[Collection entries]
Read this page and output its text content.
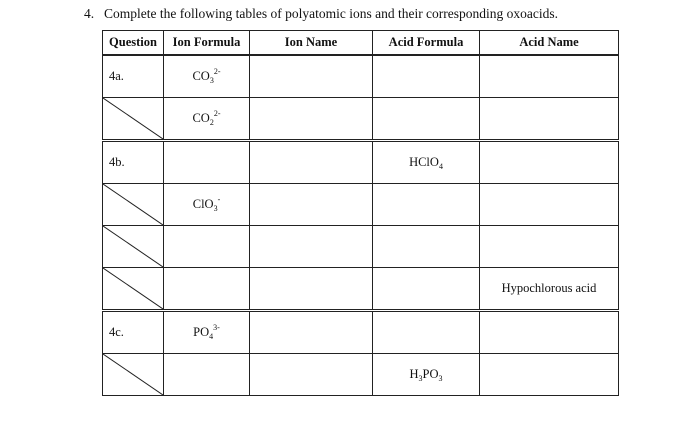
4. Complete the following tables of polyatomic ions and their corresponding oxoacids.
Question	Ion Formula	Ion Name	Acid Formula	Acid Name
4a.	$CO_3^{2-}$			

	$CO_2^{2-}$			
4b.			HClO$_4$	

	ClO$_3$-			

				Hypochlorous acid
4c.	$PO_4^{3-}$			

			$H_3PO_3$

**Your task**
Print out every entry above without changing a word, and leave out the pictures.

**Output for this exercise**
Read this page and output its text content.
4. Complete the following tables of polyatomic ions and their corresponding oxoacids.
Question	Ion Formula	Ion Name	Acid Formula	Acid Name
4a.	$CO_3^{2-}$			

	$CO_2^{2-}$			
4b.			HClO$_4$	

	ClO$_3$-			

				Hypochlorous acid
4c.	$PO_4^{3-}$			

			$H_3PO_3$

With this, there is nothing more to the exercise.